Copy every entry word for word. Skip the pictures.

» Extracted data entries:
━━━━━━━━━━━━━━━━
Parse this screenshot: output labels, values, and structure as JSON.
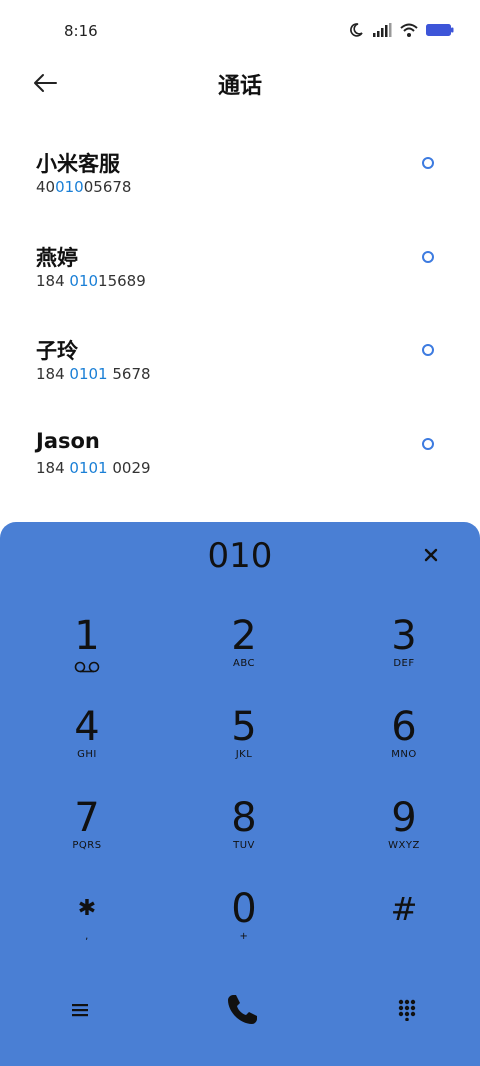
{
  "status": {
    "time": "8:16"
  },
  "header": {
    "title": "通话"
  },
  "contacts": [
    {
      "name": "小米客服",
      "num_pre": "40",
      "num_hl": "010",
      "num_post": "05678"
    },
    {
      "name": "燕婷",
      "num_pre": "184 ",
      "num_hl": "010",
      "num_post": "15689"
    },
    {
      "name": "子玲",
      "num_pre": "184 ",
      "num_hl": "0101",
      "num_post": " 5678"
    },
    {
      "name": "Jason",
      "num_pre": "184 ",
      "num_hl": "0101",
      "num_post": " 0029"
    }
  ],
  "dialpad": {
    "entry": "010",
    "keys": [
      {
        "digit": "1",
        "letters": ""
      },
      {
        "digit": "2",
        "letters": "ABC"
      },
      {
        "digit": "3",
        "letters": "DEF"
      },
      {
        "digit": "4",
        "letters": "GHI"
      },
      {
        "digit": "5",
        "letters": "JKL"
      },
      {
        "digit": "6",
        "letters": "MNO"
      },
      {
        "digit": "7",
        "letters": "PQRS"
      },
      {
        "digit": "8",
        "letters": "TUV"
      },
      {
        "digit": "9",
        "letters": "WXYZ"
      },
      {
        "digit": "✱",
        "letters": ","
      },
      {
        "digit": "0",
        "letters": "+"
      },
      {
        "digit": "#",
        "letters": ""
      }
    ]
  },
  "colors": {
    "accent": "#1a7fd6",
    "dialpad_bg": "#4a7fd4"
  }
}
━━━━━━━━━━━━━━━━
» FULL SOLUTION:
Parse this screenshot: output labels, values, and structure as JSON.
{
  "status": {
    "time": "8:16"
  },
  "header": {
    "title": "通话"
  },
  "contacts": [
    {
      "name": "小米客服",
      "num_pre": "40",
      "num_hl": "010",
      "num_post": "05678"
    },
    {
      "name": "燕婷",
      "num_pre": "184 ",
      "num_hl": "010",
      "num_post": "15689"
    },
    {
      "name": "子玲",
      "num_pre": "184 ",
      "num_hl": "0101",
      "num_post": " 5678"
    },
    {
      "name": "Jason",
      "num_pre": "184 ",
      "num_hl": "0101",
      "num_post": " 0029"
    }
  ],
  "dialpad": {
    "entry": "010",
    "keys": [
      {
        "digit": "1",
        "letters": ""
      },
      {
        "digit": "2",
        "letters": "ABC"
      },
      {
        "digit": "3",
        "letters": "DEF"
      },
      {
        "digit": "4",
        "letters": "GHI"
      },
      {
        "digit": "5",
        "letters": "JKL"
      },
      {
        "digit": "6",
        "letters": "MNO"
      },
      {
        "digit": "7",
        "letters": "PQRS"
      },
      {
        "digit": "8",
        "letters": "TUV"
      },
      {
        "digit": "9",
        "letters": "WXYZ"
      },
      {
        "digit": "✱",
        "letters": ","
      },
      {
        "digit": "0",
        "letters": "+"
      },
      {
        "digit": "#",
        "letters": ""
      }
    ]
  },
  "colors": {
    "accent": "#1a7fd6",
    "dialpad_bg": "#4a7fd4"
  }
}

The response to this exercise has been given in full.